__AIM__. From the records below, copy every line that contains the word "with".

--- Start SOURCE MATERIAL ---

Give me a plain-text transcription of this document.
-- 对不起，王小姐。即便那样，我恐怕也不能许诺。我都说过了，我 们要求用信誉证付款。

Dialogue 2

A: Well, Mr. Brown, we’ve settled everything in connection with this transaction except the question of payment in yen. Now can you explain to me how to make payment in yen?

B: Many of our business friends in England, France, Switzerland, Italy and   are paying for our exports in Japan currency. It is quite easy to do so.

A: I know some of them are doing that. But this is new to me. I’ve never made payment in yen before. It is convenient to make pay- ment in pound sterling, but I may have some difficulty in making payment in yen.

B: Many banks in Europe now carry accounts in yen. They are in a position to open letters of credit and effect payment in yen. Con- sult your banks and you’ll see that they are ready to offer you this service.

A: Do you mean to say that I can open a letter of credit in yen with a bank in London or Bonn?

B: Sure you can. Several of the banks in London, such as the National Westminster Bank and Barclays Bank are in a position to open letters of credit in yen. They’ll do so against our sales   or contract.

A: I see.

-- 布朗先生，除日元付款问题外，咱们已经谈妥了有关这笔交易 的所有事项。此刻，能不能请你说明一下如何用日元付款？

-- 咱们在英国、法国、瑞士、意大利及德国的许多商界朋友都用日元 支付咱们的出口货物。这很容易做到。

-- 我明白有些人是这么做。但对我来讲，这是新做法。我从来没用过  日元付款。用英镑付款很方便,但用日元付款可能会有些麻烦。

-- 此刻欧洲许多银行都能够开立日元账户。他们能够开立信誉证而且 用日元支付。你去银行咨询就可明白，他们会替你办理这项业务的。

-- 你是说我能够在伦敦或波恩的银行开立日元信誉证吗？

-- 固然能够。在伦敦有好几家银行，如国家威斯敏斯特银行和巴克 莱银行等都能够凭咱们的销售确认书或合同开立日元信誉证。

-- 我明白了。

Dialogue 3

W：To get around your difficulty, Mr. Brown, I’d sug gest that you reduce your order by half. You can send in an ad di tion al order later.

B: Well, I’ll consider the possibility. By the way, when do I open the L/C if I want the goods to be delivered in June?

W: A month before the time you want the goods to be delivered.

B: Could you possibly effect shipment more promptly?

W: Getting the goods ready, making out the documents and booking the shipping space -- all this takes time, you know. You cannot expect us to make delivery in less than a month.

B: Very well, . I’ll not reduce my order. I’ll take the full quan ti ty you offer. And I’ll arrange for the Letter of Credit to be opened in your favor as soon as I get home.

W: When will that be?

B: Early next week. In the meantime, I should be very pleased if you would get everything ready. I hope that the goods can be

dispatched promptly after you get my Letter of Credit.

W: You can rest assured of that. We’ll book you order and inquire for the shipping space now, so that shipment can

--- End SOURCE MATERIAL ---

__EXERCISE SOLUTION__.
A: Well, Mr. Brown, we’ve settled everything in connection with this transaction except the question of payment in yen. Now can you explain to me how to make payment in yen?
A: Do you mean to say that I can open a letter of credit in yen with a bank in London or Bonn?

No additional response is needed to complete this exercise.